**Given instruction:** Find each line with the string "Dreieck" and copy it.

Source records
------------------------------------
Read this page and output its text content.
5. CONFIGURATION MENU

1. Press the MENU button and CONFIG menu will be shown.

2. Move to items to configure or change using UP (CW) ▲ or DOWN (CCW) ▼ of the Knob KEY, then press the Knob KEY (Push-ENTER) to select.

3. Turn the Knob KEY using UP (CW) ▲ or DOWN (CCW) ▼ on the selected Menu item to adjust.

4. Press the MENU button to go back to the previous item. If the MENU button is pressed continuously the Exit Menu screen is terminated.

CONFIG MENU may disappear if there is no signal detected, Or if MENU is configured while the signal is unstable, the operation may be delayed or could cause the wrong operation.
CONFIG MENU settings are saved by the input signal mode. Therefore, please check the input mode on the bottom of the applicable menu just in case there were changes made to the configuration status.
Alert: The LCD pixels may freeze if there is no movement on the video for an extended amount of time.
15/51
------------------------------------
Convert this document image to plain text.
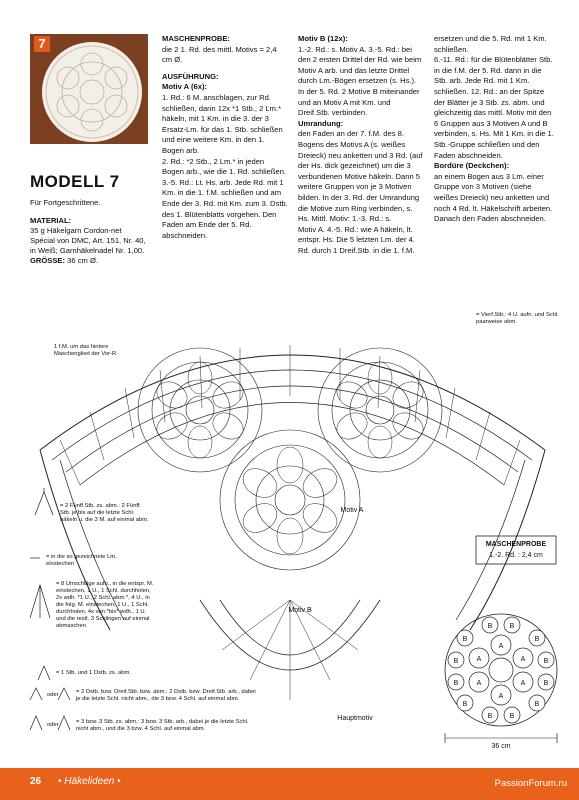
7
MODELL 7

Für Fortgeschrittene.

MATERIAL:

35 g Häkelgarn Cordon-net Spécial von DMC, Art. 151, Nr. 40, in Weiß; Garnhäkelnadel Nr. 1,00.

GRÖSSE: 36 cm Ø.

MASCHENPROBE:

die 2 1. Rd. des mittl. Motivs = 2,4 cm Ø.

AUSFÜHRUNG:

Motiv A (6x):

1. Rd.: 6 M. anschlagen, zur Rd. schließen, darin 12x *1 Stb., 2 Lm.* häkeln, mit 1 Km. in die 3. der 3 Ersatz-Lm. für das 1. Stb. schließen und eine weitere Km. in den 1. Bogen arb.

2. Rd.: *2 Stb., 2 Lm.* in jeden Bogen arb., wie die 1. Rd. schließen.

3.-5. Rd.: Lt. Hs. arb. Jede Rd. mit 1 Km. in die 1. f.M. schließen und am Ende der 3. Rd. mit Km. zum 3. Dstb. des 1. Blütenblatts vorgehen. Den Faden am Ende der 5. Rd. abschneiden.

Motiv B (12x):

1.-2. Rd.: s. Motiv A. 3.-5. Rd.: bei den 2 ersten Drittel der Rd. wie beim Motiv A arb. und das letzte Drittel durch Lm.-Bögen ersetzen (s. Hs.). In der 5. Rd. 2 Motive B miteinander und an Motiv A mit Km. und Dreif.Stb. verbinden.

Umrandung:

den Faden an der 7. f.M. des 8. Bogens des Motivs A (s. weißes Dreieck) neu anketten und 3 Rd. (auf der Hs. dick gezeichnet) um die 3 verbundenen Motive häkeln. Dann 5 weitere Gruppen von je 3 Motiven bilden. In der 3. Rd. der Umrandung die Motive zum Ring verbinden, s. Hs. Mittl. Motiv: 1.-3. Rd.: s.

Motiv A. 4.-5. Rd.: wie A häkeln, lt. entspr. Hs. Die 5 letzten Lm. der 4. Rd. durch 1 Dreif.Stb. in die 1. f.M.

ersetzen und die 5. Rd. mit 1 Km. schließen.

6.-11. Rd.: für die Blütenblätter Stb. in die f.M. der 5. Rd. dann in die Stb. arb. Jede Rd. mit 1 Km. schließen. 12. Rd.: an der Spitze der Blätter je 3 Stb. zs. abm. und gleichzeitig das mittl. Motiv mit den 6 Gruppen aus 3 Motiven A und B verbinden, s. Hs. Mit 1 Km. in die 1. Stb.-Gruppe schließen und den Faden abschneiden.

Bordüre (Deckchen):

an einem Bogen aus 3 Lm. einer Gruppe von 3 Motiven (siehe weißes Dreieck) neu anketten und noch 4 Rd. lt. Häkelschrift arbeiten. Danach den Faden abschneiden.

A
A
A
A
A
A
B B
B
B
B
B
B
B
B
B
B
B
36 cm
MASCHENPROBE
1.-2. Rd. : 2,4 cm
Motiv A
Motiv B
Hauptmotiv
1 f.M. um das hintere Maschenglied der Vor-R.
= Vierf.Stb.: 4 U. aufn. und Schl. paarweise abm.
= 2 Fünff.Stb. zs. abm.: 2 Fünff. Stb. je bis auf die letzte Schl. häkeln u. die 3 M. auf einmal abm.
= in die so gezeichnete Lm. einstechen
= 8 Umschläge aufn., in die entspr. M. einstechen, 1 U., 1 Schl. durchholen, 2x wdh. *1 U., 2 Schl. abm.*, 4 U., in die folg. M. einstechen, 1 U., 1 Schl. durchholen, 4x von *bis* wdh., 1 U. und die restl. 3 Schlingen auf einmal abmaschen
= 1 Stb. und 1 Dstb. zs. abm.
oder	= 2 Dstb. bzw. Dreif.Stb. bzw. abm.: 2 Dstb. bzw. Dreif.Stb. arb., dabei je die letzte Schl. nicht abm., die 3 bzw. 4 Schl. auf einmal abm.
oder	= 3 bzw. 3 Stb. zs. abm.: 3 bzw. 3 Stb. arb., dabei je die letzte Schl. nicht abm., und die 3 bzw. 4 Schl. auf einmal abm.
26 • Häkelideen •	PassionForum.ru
------------------------------------
**Answer to this exercise:**
den Faden an der 7. f.M. des 8. Bogens des Motivs A (s. weißes Dreieck) neu anketten und 3 Rd. (auf der Hs. dick gezeichnet) um die 3 verbundenen Motive häkeln. Dann 5 weitere Gruppen von je 3 Motiven bilden. In der 3. Rd. der Umrandung die Motive zum Ring verbinden, s. Hs. Mittl. Motiv: 1.-3. Rd.: s.
an einem Bogen aus 3 Lm. einer Gruppe von 3 Motiven (siehe weißes Dreieck) neu anketten und noch 4 Rd. lt. Häkelschrift arbeiten. Danach den Faden abschneiden.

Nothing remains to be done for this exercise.